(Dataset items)

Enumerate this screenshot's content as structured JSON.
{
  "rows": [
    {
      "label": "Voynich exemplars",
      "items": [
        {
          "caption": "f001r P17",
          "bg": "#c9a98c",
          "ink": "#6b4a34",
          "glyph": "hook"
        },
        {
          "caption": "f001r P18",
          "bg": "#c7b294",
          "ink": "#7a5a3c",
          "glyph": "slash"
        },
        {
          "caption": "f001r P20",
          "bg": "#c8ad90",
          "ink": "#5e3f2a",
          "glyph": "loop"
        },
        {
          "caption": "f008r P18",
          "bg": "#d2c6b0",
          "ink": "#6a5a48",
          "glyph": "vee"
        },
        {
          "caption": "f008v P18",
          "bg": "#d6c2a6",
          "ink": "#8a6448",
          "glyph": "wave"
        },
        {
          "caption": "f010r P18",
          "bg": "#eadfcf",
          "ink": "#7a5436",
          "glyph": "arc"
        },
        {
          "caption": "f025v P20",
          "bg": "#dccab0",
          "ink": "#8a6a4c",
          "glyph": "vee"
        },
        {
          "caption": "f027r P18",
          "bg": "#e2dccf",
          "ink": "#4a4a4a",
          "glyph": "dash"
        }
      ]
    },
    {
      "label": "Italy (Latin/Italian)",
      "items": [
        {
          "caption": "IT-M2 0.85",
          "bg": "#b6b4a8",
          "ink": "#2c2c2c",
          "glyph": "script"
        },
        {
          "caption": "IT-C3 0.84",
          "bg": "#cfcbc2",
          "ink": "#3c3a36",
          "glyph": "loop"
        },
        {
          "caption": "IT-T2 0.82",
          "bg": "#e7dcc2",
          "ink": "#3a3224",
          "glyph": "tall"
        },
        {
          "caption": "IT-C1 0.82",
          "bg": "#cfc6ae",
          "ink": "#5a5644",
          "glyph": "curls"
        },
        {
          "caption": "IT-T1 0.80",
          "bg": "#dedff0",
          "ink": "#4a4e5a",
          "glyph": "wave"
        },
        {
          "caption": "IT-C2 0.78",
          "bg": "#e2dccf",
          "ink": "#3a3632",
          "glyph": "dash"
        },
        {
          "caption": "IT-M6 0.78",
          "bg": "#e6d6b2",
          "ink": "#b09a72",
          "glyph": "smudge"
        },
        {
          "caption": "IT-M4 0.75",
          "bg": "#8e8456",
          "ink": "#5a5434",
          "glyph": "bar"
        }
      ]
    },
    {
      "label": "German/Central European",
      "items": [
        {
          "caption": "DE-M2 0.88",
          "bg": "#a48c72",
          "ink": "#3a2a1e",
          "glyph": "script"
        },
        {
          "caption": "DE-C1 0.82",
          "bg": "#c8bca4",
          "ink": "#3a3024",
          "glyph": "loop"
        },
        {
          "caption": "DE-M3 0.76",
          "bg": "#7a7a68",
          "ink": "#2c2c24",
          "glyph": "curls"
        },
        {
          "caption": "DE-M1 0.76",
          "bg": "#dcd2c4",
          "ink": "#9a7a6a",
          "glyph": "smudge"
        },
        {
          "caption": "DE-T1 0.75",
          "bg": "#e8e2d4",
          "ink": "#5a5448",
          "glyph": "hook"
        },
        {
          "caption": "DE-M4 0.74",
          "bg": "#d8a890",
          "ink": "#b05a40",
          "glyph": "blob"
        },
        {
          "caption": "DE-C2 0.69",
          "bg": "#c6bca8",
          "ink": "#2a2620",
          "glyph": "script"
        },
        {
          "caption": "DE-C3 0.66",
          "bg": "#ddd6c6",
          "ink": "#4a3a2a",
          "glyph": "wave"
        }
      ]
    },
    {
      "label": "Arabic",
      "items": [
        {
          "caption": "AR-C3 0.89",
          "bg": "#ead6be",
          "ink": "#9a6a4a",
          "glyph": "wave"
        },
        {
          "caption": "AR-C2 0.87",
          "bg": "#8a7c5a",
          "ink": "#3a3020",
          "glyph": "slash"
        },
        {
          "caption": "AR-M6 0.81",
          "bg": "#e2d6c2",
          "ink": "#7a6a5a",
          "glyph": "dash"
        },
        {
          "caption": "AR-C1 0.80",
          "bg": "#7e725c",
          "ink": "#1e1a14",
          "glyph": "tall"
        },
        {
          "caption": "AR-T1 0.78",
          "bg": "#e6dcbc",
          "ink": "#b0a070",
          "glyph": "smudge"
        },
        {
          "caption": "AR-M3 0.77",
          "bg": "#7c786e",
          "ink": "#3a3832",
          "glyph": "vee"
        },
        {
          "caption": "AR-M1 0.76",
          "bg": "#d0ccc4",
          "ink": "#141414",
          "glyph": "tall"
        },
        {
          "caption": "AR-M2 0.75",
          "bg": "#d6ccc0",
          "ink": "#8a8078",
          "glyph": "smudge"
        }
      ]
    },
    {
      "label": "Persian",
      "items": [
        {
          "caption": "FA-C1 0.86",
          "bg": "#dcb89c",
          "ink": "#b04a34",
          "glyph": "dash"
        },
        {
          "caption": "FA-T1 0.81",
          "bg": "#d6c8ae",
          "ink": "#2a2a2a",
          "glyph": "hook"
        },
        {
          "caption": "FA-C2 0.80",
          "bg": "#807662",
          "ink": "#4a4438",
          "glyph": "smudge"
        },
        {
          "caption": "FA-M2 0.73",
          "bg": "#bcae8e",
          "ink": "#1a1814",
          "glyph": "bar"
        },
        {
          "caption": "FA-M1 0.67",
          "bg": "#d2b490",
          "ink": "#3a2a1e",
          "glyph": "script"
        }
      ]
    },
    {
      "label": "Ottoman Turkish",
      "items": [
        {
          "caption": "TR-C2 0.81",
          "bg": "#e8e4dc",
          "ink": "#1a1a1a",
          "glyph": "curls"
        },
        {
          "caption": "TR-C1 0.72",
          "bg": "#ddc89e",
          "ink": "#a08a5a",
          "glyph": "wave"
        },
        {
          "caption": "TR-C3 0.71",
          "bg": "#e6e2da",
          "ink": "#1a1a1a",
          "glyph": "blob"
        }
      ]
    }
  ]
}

• Goal of the exercise: Take the records above and return them exactly as written.

• The result:
Enumerate this screenshot's content as structured JSON.
{
  "rows": [
    {
      "label": "Voynich exemplars",
      "items": [
        {
          "caption": "f001r P17",
          "bg": "#c9a98c",
          "ink": "#6b4a34",
          "glyph": "hook"
        },
        {
          "caption": "f001r P18",
          "bg": "#c7b294",
          "ink": "#7a5a3c",
          "glyph": "slash"
        },
        {
          "caption": "f001r P20",
          "bg": "#c8ad90",
          "ink": "#5e3f2a",
          "glyph": "loop"
        },
        {
          "caption": "f008r P18",
          "bg": "#d2c6b0",
          "ink": "#6a5a48",
          "glyph": "vee"
        },
        {
          "caption": "f008v P18",
          "bg": "#d6c2a6",
          "ink": "#8a6448",
          "glyph": "wave"
        },
        {
          "caption": "f010r P18",
          "bg": "#eadfcf",
          "ink": "#7a5436",
          "glyph": "arc"
        },
        {
          "caption": "f025v P20",
          "bg": "#dccab0",
          "ink": "#8a6a4c",
          "glyph": "vee"
        },
        {
          "caption": "f027r P18",
          "bg": "#e2dccf",
          "ink": "#4a4a4a",
          "glyph": "dash"
        }
      ]
    },
    {
      "label": "Italy (Latin/Italian)",
      "items": [
        {
          "caption": "IT-M2 0.85",
          "bg": "#b6b4a8",
          "ink": "#2c2c2c",
          "glyph": "script"
        },
        {
          "caption": "IT-C3 0.84",
          "bg": "#cfcbc2",
          "ink": "#3c3a36",
          "glyph": "loop"
        },
        {
          "caption": "IT-T2 0.82",
          "bg": "#e7dcc2",
          "ink": "#3a3224",
          "glyph": "tall"
        },
        {
          "caption": "IT-C1 0.82",
          "bg": "#cfc6ae",
          "ink": "#5a5644",
          "glyph": "curls"
        },
        {
          "caption": "IT-T1 0.80",
          "bg": "#dedff0",
          "ink": "#4a4e5a",
          "glyph": "wave"
        },
        {
          "caption": "IT-C2 0.78",
          "bg": "#e2dccf",
          "ink": "#3a3632",
          "glyph": "dash"
        },
        {
          "caption": "IT-M6 0.78",
          "bg": "#e6d6b2",
          "ink": "#b09a72",
          "glyph": "smudge"
        },
        {
          "caption": "IT-M4 0.75",
          "bg": "#8e8456",
          "ink": "#5a5434",
          "glyph": "bar"
        }
      ]
    },
    {
      "label": "German/Central European",
      "items": [
        {
          "caption": "DE-M2 0.88",
          "bg": "#a48c72",
          "ink": "#3a2a1e",
          "glyph": "script"
        },
        {
          "caption": "DE-C1 0.82",
          "bg": "#c8bca4",
          "ink": "#3a3024",
          "glyph": "loop"
        },
        {
          "caption": "DE-M3 0.76",
          "bg": "#7a7a68",
          "ink": "#2c2c24",
          "glyph": "curls"
        },
        {
          "caption": "DE-M1 0.76",
          "bg": "#dcd2c4",
          "ink": "#9a7a6a",
          "glyph": "smudge"
        },
        {
          "caption": "DE-T1 0.75",
          "bg": "#e8e2d4",
          "ink": "#5a5448",
          "glyph": "hook"
        },
        {
          "caption": "DE-M4 0.74",
          "bg": "#d8a890",
          "ink": "#b05a40",
          "glyph": "blob"
        },
        {
          "caption": "DE-C2 0.69",
          "bg": "#c6bca8",
          "ink": "#2a2620",
          "glyph": "script"
        },
        {
          "caption": "DE-C3 0.66",
          "bg": "#ddd6c6",
          "ink": "#4a3a2a",
          "glyph": "wave"
        }
      ]
    },
    {
      "label": "Arabic",
      "items": [
        {
          "caption": "AR-C3 0.89",
          "bg": "#ead6be",
          "ink": "#9a6a4a",
          "glyph": "wave"
        },
        {
          "caption": "AR-C2 0.87",
          "bg": "#8a7c5a",
          "ink": "#3a3020",
          "glyph": "slash"
        },
        {
          "caption": "AR-M6 0.81",
          "bg": "#e2d6c2",
          "ink": "#7a6a5a",
          "glyph": "dash"
        },
        {
          "caption": "AR-C1 0.80",
          "bg": "#7e725c",
          "ink": "#1e1a14",
          "glyph": "tall"
        },
        {
          "caption": "AR-T1 0.78",
          "bg": "#e6dcbc",
          "ink": "#b0a070",
          "glyph": "smudge"
        },
        {
          "caption": "AR-M3 0.77",
          "bg": "#7c786e",
          "ink": "#3a3832",
          "glyph": "vee"
        },
        {
          "caption": "AR-M1 0.76",
          "bg": "#d0ccc4",
          "ink": "#141414",
          "glyph": "tall"
        },
        {
          "caption": "AR-M2 0.75",
          "bg": "#d6ccc0",
          "ink": "#8a8078",
          "glyph": "smudge"
        }
      ]
    },
    {
      "label": "Persian",
      "items": [
        {
          "caption": "FA-C1 0.86",
          "bg": "#dcb89c",
          "ink": "#b04a34",
          "glyph": "dash"
        },
        {
          "caption": "FA-T1 0.81",
          "bg": "#d6c8ae",
          "ink": "#2a2a2a",
          "glyph": "hook"
        },
        {
          "caption": "FA-C2 0.80",
          "bg": "#807662",
          "ink": "#4a4438",
          "glyph": "smudge"
        },
        {
          "caption": "FA-M2 0.73",
          "bg": "#bcae8e",
          "ink": "#1a1814",
          "glyph": "bar"
        },
        {
          "caption": "FA-M1 0.67",
          "bg": "#d2b490",
          "ink": "#3a2a1e",
          "glyph": "script"
        }
      ]
    },
    {
      "label": "Ottoman Turkish",
      "items": [
        {
          "caption": "TR-C2 0.81",
          "bg": "#e8e4dc",
          "ink": "#1a1a1a",
          "glyph": "curls"
        },
        {
          "caption": "TR-C1 0.72",
          "bg": "#ddc89e",
          "ink": "#a08a5a",
          "glyph": "wave"
        },
        {
          "caption": "TR-C3 0.71",
          "bg": "#e6e2da",
          "ink": "#1a1a1a",
          "glyph": "blob"
        }
      ]
    }
  ]
}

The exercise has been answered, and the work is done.